— start —
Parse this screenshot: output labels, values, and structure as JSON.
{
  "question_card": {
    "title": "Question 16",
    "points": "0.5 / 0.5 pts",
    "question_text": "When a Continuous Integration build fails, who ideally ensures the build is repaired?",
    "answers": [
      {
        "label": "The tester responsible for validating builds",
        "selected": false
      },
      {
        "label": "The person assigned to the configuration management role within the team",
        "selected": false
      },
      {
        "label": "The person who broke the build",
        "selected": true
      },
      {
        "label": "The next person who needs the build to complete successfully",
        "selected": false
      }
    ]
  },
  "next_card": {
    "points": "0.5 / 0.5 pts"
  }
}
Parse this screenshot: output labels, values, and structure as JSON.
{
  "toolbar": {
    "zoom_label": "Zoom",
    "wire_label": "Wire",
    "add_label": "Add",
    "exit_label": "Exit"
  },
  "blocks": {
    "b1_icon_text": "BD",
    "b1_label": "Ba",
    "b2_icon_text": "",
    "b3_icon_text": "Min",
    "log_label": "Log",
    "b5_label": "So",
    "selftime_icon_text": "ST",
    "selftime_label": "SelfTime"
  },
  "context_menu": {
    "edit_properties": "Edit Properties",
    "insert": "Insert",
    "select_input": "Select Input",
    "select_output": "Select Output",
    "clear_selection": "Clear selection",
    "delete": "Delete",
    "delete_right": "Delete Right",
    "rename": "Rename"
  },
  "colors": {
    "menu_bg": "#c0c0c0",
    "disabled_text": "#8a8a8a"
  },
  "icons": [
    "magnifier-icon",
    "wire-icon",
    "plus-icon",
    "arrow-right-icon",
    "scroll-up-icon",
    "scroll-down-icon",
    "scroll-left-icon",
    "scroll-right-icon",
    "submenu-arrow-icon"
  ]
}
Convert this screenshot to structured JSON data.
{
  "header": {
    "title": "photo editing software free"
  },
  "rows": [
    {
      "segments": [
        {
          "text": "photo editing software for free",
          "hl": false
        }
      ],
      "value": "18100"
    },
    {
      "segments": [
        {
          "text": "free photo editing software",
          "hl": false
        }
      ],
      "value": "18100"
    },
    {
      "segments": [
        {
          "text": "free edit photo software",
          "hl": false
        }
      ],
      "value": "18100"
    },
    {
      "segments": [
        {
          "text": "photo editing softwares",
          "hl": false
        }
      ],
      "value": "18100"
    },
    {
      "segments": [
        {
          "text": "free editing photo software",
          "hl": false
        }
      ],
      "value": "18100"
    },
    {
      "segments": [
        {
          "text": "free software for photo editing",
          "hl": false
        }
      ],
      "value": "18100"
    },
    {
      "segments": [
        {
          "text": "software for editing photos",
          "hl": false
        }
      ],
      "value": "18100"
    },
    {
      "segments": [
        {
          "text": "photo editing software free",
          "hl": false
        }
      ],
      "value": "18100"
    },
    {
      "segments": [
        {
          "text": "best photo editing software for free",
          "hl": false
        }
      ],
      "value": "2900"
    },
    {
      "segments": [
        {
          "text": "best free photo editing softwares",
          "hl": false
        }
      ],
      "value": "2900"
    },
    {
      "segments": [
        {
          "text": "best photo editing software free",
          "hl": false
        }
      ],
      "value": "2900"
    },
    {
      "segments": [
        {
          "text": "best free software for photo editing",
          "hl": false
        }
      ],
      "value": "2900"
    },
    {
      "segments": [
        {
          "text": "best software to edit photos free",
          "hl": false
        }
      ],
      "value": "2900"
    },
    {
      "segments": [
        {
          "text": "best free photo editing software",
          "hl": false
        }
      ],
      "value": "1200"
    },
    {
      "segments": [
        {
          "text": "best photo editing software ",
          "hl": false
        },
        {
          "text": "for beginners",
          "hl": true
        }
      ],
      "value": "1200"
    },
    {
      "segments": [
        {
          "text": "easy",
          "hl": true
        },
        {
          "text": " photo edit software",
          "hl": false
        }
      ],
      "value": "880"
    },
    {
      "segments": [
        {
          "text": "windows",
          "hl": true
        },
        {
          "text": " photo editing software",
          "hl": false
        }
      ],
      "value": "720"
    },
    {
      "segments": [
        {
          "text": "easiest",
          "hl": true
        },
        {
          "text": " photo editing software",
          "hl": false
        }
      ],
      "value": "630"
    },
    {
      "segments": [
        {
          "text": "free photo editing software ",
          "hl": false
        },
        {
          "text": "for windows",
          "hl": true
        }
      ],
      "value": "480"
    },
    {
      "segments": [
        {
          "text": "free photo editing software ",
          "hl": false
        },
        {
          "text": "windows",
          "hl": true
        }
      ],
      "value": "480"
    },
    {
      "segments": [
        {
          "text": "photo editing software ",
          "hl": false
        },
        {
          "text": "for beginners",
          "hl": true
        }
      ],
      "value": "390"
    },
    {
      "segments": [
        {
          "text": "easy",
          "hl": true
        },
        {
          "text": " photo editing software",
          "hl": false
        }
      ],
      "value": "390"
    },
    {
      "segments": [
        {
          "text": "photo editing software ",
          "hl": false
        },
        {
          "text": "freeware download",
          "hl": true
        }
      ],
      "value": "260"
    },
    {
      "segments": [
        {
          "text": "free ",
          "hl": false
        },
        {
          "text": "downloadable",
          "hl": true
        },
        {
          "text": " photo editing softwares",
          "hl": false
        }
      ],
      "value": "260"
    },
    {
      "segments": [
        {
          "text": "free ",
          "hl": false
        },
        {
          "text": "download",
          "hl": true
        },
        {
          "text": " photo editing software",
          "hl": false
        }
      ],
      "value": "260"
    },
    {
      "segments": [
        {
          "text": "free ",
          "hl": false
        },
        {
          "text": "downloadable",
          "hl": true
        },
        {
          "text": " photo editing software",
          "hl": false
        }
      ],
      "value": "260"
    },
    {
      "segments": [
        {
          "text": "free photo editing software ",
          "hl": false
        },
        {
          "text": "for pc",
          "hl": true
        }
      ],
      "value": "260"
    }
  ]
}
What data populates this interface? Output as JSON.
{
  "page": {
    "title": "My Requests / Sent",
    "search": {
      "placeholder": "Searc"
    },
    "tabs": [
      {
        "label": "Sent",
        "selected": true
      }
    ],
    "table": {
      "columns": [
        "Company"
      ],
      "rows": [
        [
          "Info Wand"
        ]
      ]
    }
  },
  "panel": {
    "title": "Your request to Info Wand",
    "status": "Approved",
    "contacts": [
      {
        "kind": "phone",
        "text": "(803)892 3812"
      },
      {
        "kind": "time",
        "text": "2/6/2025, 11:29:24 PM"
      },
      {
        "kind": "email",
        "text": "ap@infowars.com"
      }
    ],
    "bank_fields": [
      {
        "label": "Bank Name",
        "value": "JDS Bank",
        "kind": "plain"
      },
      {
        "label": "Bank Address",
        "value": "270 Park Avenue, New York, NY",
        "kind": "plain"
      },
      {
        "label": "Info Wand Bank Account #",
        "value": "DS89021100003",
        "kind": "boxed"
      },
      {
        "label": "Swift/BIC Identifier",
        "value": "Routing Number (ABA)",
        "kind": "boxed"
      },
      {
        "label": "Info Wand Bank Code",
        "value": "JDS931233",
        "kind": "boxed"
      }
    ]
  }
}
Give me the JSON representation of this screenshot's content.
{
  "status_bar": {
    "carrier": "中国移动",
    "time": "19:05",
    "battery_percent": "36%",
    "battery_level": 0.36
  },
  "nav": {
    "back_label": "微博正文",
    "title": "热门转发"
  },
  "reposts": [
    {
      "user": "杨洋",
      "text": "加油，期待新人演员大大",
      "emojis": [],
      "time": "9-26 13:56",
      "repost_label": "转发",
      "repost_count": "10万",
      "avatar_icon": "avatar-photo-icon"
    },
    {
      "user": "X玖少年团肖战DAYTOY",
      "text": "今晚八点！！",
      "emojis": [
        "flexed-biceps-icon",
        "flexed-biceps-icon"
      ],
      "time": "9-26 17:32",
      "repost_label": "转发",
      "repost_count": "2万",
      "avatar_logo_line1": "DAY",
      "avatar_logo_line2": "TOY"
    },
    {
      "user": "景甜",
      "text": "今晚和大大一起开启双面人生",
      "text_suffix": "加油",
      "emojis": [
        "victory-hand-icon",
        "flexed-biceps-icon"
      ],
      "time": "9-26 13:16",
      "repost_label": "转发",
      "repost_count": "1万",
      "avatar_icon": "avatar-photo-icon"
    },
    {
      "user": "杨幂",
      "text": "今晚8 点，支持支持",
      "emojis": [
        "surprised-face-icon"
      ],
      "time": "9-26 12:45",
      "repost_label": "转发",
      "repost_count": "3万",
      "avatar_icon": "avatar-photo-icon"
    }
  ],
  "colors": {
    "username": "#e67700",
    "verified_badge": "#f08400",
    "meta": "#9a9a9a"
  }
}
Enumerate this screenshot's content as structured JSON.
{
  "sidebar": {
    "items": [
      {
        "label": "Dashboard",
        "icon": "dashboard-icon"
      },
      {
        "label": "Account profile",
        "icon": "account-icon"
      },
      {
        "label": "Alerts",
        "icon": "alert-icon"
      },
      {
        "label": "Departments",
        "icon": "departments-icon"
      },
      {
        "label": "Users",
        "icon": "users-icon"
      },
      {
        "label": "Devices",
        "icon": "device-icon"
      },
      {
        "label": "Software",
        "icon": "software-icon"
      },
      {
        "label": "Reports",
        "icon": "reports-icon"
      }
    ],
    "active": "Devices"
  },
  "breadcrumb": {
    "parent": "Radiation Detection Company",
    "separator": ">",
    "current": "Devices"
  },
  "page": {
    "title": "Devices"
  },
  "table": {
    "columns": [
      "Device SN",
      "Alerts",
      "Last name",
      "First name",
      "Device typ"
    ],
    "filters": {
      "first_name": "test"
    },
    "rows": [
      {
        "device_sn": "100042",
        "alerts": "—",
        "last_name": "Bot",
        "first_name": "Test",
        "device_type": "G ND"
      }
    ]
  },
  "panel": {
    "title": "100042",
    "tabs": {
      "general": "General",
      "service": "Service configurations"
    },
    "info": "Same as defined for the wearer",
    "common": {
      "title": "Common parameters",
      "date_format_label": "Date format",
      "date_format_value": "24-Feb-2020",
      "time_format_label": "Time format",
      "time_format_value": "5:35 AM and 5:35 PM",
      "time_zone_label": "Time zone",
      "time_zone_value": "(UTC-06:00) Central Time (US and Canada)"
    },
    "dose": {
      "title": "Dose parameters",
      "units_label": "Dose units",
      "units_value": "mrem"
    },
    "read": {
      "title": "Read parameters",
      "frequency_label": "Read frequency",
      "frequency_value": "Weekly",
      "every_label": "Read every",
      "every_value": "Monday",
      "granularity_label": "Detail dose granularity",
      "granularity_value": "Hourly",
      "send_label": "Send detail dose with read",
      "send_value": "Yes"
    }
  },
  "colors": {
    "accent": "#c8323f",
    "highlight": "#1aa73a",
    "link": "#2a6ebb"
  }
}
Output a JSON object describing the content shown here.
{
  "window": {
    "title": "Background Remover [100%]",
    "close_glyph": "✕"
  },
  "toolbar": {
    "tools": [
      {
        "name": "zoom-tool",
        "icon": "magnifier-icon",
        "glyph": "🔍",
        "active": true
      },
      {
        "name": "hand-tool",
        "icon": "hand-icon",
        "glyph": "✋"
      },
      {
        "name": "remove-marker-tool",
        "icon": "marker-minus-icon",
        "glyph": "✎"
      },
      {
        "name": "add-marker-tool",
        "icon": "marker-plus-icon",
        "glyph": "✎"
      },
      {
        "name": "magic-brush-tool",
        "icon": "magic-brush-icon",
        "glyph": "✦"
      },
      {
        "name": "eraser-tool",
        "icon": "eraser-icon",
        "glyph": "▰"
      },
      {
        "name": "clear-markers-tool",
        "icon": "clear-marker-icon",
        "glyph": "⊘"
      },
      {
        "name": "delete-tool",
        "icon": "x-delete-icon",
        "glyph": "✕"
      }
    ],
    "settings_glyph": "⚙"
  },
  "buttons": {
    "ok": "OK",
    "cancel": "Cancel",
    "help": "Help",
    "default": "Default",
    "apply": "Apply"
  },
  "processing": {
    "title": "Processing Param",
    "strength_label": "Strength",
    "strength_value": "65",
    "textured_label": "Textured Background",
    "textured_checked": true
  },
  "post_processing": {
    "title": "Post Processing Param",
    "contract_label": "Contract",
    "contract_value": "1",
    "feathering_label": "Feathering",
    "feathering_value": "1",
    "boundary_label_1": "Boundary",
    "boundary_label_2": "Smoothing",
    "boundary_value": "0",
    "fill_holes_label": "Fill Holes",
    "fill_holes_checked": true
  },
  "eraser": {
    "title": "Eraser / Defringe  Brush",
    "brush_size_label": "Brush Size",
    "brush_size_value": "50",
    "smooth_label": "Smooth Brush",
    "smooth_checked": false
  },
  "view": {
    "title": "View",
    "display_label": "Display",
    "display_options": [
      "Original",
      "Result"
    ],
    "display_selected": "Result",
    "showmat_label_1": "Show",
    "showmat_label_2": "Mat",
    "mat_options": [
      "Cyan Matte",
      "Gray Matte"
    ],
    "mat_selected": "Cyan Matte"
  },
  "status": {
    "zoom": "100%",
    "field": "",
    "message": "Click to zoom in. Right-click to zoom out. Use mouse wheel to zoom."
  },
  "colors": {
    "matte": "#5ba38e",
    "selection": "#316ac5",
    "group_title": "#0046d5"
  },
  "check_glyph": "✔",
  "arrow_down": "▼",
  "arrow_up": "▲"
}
— end —
**What the exercise asks:** What count of lines in the listing contain the word "magic"? Reply with the number only.

**Exercise answer:** 2